Work instructions:
Select lines where the word "Institut" appears.

Extracted records:
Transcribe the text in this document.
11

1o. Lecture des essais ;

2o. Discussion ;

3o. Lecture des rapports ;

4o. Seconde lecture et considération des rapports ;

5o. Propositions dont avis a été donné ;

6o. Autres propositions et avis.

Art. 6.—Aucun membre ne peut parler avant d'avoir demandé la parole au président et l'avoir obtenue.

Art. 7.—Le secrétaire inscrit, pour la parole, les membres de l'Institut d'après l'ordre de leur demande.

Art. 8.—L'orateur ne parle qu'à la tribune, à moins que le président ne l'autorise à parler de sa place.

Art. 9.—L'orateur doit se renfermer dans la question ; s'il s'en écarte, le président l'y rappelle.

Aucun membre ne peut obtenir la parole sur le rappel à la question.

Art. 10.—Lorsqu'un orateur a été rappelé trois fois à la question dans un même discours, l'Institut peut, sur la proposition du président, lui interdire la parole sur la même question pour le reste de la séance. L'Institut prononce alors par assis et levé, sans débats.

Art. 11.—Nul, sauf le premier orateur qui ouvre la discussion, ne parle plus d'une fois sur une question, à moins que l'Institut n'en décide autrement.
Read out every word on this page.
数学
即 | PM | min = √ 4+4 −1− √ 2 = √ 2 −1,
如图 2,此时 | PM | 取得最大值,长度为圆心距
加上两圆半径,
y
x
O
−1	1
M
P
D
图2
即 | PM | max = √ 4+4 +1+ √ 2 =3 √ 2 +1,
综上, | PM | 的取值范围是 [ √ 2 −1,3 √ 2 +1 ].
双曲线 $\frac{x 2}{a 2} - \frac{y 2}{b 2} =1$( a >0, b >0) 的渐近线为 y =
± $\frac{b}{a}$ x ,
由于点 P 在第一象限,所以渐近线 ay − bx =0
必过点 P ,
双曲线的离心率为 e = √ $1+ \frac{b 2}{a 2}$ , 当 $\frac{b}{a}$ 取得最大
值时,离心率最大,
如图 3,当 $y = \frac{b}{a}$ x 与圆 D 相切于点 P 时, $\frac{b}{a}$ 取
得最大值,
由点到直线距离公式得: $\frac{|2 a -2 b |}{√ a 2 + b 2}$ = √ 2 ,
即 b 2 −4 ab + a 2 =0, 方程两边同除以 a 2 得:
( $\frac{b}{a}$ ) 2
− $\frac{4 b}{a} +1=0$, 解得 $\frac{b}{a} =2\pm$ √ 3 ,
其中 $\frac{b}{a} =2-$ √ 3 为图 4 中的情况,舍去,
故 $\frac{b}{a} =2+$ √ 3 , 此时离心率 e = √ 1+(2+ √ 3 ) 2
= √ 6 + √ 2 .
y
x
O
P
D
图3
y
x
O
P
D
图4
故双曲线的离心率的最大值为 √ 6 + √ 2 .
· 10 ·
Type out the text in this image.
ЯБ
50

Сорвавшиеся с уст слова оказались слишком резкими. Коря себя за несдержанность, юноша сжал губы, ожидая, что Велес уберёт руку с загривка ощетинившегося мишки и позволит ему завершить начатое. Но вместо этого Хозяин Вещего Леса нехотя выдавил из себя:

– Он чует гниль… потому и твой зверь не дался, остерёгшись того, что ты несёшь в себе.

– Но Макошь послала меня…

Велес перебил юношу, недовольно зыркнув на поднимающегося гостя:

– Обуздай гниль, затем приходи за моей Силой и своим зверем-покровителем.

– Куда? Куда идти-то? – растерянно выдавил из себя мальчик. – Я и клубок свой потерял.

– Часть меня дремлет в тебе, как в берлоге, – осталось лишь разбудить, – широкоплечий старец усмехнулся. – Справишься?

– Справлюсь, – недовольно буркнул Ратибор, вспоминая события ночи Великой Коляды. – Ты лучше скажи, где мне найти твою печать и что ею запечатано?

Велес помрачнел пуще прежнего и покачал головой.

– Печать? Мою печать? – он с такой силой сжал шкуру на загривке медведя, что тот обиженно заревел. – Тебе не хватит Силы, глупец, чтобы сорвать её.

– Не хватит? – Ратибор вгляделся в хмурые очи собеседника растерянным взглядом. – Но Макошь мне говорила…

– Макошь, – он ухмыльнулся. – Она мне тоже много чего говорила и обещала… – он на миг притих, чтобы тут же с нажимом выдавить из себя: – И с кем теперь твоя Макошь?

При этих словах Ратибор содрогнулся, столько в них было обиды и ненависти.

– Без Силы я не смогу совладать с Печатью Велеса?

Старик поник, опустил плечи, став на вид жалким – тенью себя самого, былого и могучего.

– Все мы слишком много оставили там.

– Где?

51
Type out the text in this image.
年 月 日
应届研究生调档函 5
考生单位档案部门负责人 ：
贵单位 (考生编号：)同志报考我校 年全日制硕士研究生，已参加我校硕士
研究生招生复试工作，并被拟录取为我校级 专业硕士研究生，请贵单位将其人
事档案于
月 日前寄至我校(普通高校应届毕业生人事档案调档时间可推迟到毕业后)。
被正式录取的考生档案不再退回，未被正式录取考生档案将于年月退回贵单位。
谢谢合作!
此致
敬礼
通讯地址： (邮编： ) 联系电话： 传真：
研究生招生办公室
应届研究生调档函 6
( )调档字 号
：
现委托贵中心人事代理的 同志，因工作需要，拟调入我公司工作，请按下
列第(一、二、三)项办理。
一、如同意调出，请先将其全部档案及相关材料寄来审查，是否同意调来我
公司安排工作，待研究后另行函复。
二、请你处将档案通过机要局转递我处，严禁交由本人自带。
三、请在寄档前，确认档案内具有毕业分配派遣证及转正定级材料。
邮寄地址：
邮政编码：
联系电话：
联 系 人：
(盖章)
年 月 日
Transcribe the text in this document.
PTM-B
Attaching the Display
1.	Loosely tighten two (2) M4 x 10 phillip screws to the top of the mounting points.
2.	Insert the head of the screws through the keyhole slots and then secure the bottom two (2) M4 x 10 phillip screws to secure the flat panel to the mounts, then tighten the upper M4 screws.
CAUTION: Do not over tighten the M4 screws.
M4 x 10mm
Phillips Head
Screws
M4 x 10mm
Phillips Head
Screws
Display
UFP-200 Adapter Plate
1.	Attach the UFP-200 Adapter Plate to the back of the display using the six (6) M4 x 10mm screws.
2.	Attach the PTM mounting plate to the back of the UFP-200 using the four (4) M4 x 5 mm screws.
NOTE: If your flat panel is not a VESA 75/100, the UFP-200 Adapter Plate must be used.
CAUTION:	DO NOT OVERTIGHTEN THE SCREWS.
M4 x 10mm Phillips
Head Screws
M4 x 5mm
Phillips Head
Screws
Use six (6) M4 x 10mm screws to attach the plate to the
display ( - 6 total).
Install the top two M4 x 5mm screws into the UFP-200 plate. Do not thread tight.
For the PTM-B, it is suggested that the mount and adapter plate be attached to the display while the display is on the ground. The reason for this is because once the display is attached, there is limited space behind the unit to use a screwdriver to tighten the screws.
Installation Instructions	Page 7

Solution to this task:
Art. 7.—Le secrétaire inscrit, pour la parole, les membres de l'Institut d'après l'ordre de leur demande.
Art. 10.—Lorsqu'un orateur a été rappelé trois fois à la question dans un même discours, l'Institut peut, sur la proposition du président, lui interdire la parole sur la même question pour le reste de la séance. L'Institut prononce alors par assis et levé, sans débats.
Art. 11.—Nul, sauf le premier orateur qui ouvre la discussion, ne parle plus d'une fois sur une question, à moins que l'Institut n'en décide autrement.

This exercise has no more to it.